Work to do – Pull out every line with the word "this".

(Figure record extracts)
====

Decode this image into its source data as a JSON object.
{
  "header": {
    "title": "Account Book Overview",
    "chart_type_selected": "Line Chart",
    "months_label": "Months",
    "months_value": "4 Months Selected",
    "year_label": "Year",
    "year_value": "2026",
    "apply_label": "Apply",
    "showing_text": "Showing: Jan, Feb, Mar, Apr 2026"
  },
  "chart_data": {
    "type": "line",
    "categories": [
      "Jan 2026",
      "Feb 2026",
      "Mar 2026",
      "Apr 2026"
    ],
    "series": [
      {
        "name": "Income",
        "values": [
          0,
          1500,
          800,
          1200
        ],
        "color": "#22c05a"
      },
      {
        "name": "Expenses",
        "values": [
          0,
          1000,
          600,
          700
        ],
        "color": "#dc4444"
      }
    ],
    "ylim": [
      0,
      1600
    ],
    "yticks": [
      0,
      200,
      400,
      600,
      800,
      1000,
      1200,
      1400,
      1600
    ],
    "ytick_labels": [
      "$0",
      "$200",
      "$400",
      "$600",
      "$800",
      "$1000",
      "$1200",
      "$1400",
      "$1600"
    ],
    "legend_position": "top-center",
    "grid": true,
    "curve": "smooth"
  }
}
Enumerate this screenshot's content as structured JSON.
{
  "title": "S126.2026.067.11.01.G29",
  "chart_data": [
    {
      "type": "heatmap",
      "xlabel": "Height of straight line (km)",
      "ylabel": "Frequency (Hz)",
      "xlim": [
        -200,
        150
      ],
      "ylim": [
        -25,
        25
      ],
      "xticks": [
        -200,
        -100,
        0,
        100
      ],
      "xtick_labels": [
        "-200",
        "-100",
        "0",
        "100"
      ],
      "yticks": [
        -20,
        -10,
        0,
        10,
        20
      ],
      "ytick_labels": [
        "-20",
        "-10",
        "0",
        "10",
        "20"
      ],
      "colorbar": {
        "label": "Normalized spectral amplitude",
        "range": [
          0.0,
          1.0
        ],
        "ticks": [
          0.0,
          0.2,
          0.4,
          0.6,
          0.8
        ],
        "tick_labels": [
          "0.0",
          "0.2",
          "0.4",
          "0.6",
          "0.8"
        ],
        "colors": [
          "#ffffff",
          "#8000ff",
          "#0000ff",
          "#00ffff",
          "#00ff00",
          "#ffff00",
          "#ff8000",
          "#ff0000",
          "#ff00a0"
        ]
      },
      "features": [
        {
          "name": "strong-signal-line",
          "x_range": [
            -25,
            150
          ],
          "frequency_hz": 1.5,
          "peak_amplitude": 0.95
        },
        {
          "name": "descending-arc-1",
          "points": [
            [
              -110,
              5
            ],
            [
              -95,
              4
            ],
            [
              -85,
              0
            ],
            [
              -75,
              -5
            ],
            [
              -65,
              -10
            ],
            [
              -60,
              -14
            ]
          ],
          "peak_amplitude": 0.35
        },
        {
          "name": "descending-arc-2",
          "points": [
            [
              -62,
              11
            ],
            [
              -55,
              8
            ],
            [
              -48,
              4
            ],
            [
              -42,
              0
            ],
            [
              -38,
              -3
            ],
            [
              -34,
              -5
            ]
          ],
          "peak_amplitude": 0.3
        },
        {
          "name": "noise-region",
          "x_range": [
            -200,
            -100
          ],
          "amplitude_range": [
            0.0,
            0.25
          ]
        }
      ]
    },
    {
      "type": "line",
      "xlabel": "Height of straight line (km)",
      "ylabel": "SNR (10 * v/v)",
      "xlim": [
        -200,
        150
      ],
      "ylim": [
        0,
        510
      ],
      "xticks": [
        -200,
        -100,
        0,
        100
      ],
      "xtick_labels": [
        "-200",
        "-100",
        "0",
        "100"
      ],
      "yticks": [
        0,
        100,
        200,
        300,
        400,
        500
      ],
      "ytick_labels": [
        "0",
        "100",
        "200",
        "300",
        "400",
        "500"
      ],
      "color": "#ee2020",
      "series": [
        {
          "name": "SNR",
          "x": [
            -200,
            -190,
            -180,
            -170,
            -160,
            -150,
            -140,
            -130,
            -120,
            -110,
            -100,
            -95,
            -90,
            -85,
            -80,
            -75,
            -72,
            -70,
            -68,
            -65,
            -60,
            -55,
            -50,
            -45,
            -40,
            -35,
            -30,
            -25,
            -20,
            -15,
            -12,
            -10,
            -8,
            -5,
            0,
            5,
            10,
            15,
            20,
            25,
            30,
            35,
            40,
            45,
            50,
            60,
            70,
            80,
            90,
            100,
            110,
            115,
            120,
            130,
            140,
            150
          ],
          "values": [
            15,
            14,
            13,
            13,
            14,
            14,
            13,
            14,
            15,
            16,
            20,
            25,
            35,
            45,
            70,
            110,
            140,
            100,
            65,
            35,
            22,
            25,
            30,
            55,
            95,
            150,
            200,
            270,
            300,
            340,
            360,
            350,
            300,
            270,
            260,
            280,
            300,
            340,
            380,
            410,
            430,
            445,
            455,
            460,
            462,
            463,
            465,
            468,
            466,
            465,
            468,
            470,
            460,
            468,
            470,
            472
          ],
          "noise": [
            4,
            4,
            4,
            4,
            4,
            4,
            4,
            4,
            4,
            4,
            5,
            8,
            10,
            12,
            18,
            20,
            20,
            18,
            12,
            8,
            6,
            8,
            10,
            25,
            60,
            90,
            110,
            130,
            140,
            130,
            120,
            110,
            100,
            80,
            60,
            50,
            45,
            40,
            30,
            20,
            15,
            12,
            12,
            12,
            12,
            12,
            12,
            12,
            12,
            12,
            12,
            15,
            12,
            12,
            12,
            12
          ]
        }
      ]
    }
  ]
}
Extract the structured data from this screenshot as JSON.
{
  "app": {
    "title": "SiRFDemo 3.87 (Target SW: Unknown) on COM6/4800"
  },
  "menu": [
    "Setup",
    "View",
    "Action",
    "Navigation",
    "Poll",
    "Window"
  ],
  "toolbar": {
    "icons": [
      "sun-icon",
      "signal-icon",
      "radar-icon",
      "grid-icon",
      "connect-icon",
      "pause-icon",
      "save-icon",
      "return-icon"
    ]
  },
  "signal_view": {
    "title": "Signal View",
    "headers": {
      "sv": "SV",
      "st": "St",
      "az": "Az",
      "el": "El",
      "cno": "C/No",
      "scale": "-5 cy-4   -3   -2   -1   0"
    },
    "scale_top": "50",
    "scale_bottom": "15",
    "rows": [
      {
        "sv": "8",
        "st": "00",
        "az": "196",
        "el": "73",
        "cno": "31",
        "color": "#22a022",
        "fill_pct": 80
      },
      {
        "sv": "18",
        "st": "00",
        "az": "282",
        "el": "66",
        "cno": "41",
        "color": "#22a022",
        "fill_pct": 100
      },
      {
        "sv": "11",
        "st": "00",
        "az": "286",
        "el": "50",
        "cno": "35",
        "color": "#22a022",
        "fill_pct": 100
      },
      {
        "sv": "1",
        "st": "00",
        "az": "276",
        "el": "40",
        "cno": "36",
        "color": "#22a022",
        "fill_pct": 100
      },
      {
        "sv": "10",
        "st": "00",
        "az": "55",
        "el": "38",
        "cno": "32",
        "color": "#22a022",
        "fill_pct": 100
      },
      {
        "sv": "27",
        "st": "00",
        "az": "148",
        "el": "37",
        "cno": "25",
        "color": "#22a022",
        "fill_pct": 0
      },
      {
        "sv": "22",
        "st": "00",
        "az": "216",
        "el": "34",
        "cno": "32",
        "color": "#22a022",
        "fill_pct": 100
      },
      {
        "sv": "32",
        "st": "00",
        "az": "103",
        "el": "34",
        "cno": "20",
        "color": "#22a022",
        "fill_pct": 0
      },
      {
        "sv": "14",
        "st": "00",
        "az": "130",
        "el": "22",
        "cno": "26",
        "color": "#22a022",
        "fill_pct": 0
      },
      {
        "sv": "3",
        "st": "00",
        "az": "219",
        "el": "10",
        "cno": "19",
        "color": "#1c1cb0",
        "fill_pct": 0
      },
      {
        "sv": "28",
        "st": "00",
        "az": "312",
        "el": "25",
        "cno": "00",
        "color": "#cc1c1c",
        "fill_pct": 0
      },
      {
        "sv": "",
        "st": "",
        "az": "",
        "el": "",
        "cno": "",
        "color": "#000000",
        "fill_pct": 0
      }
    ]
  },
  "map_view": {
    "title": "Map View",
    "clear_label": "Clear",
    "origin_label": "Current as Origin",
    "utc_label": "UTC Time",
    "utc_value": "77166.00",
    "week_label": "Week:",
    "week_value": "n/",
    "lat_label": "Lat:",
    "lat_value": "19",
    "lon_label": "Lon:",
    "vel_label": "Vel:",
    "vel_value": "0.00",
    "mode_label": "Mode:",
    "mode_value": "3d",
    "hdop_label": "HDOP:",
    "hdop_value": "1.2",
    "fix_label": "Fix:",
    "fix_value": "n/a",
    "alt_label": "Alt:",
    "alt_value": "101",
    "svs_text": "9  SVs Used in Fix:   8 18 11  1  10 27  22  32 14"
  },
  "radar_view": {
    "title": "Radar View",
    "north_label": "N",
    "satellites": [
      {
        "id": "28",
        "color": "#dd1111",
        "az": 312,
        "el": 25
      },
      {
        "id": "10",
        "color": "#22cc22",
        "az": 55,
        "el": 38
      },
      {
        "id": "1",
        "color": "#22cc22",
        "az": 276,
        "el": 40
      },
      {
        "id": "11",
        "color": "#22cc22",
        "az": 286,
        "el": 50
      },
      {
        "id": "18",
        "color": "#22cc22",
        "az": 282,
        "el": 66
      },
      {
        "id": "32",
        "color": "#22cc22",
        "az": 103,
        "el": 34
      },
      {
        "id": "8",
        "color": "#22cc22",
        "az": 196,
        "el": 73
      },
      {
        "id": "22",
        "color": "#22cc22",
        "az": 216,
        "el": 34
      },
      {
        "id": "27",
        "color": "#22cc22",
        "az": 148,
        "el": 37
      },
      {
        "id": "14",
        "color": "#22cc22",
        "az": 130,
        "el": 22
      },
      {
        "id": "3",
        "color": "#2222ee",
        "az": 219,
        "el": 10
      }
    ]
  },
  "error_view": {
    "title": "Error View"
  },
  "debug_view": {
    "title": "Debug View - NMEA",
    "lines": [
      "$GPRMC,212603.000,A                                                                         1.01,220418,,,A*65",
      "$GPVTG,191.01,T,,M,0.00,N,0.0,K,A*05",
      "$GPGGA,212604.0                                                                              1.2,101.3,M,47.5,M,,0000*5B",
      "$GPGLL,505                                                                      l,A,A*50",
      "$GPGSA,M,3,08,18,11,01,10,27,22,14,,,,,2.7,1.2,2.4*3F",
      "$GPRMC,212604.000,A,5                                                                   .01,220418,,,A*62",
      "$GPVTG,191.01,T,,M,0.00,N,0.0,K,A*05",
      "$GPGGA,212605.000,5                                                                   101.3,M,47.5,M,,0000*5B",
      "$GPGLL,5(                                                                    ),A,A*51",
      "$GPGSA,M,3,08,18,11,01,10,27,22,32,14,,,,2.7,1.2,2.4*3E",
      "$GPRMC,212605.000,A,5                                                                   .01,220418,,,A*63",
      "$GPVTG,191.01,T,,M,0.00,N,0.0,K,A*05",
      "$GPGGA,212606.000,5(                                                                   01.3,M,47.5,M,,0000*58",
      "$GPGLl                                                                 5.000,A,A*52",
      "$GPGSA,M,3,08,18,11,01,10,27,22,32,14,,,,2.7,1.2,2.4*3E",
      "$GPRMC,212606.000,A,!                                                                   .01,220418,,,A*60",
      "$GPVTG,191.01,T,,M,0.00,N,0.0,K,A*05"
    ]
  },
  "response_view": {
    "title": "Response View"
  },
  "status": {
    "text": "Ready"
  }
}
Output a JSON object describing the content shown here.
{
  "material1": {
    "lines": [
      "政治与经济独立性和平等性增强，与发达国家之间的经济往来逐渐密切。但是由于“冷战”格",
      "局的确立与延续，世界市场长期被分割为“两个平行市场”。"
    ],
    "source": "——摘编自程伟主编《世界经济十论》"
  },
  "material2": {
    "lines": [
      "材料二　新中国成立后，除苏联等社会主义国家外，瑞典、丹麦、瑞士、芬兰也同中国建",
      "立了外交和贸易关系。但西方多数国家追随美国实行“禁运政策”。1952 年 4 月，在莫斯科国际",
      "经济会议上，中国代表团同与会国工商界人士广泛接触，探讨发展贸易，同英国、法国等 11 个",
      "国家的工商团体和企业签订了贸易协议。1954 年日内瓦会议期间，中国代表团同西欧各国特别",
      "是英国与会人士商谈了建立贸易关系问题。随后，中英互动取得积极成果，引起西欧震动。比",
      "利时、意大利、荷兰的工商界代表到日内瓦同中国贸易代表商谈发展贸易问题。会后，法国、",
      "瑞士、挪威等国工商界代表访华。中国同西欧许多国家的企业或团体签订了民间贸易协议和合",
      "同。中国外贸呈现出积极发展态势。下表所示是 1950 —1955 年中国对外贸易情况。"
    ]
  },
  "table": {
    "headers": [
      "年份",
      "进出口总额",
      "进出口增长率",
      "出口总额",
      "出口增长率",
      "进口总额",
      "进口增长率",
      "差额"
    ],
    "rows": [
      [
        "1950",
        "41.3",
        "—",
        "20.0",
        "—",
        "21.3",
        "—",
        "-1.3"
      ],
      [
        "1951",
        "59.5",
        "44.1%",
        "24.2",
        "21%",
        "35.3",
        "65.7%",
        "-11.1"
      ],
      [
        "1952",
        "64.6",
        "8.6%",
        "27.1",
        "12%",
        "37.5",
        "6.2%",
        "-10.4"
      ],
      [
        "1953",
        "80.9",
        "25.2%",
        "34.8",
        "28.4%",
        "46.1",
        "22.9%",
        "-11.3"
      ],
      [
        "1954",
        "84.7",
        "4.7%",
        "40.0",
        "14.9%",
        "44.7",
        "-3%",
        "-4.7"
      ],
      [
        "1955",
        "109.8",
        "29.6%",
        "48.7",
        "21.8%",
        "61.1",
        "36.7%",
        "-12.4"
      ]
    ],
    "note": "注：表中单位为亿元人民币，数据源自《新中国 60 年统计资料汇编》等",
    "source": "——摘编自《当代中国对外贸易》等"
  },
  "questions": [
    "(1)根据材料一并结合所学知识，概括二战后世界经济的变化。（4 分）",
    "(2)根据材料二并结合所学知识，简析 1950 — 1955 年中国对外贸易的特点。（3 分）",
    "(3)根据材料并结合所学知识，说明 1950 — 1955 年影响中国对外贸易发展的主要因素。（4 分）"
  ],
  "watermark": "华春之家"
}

====

Output of the exercise –
Decode this image into its source data as a JSON object.
Enumerate this screenshot's content as structured JSON.
Extract the structured data from this screenshot as JSON.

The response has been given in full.